--- START OF RECORDS FOR THIS EXERCISE ---
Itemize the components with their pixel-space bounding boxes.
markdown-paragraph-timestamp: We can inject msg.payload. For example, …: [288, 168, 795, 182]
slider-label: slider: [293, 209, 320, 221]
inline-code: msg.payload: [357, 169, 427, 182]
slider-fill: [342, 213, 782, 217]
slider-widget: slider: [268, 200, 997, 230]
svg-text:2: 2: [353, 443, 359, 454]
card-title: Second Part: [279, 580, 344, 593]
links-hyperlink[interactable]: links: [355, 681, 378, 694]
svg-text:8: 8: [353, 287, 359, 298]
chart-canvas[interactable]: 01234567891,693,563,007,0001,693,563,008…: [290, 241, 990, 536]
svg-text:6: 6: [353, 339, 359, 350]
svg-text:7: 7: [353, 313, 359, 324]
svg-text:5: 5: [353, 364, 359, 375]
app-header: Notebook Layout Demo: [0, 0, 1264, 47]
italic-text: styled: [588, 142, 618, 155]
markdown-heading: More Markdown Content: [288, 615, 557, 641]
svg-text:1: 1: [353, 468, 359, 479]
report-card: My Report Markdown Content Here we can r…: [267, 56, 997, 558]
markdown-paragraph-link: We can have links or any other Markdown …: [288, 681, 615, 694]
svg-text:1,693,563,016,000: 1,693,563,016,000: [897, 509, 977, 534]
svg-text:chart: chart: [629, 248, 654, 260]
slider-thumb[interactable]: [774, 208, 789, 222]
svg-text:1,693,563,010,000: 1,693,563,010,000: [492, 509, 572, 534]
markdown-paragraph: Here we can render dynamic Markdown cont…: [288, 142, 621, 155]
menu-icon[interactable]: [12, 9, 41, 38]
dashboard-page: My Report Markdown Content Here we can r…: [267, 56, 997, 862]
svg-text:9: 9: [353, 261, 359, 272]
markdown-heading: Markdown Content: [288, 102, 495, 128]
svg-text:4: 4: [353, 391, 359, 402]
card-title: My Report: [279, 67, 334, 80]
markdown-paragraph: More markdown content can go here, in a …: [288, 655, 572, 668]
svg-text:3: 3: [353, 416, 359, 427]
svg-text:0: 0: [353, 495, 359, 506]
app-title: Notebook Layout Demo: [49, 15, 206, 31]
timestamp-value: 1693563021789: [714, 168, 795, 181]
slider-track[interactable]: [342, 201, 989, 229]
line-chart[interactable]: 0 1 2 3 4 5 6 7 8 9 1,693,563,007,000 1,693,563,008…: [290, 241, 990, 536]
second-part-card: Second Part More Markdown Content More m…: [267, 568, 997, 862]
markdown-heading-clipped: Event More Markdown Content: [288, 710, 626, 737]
--- END OF RECORDS FOR THIS EXERCISE ---
- **TASK BRIEF**
Reproduce every line of the entries above with no changes.

- **SOLUTION FOR THIS EXERCISE**
Itemize the components with their pixel-space bounding boxes.
markdown-paragraph-timestamp: We can inject msg.payload. For example, …: [288, 168, 795, 182]
slider-label: slider: [293, 209, 320, 221]
inline-code: msg.payload: [357, 169, 427, 182]
slider-fill: [342, 213, 782, 217]
slider-widget: slider: [268, 200, 997, 230]
svg-text:2: 2: [353, 443, 359, 454]
card-title: Second Part: [279, 580, 344, 593]
links-hyperlink[interactable]: links: [355, 681, 378, 694]
svg-text:8: 8: [353, 287, 359, 298]
chart-canvas[interactable]: 01234567891,693,563,007,0001,693,563,008…: [290, 241, 990, 536]
svg-text:6: 6: [353, 339, 359, 350]
svg-text:7: 7: [353, 313, 359, 324]
svg-text:5: 5: [353, 364, 359, 375]
app-header: Notebook Layout Demo: [0, 0, 1264, 47]
italic-text: styled: [588, 142, 618, 155]
markdown-heading: More Markdown Content: [288, 615, 557, 641]
svg-text:1: 1: [353, 468, 359, 479]
report-card: My Report Markdown Content Here we can r…: [267, 56, 997, 558]
markdown-paragraph-link: We can have links or any other Markdown …: [288, 681, 615, 694]
svg-text:1,693,563,016,000: 1,693,563,016,000: [897, 509, 977, 534]
svg-text:chart: chart: [629, 248, 654, 260]
slider-thumb[interactable]: [774, 208, 789, 222]
svg-text:1,693,563,010,000: 1,693,563,010,000: [492, 509, 572, 534]
markdown-paragraph: Here we can render dynamic Markdown cont…: [288, 142, 621, 155]
menu-icon[interactable]: [12, 9, 41, 38]
dashboard-page: My Report Markdown Content Here we can r…: [267, 56, 997, 862]
svg-text:9: 9: [353, 261, 359, 272]
markdown-heading: Markdown Content: [288, 102, 495, 128]
svg-text:4: 4: [353, 391, 359, 402]
card-title: My Report: [279, 67, 334, 80]
markdown-paragraph: More markdown content can go here, in a …: [288, 655, 572, 668]
svg-text:3: 3: [353, 416, 359, 427]
svg-text:0: 0: [353, 495, 359, 506]
app-title: Notebook Layout Demo: [49, 15, 206, 31]
timestamp-value: 1693563021789: [714, 168, 795, 181]
slider-track[interactable]: [342, 201, 989, 229]
line-chart[interactable]: 0 1 2 3 4 5 6 7 8 9 1,693,563,007,000 1,693,563,008…: [290, 241, 990, 536]
second-part-card: Second Part More Markdown Content More m…: [267, 568, 997, 862]
markdown-heading-clipped: Event More Markdown Content: [288, 710, 626, 737]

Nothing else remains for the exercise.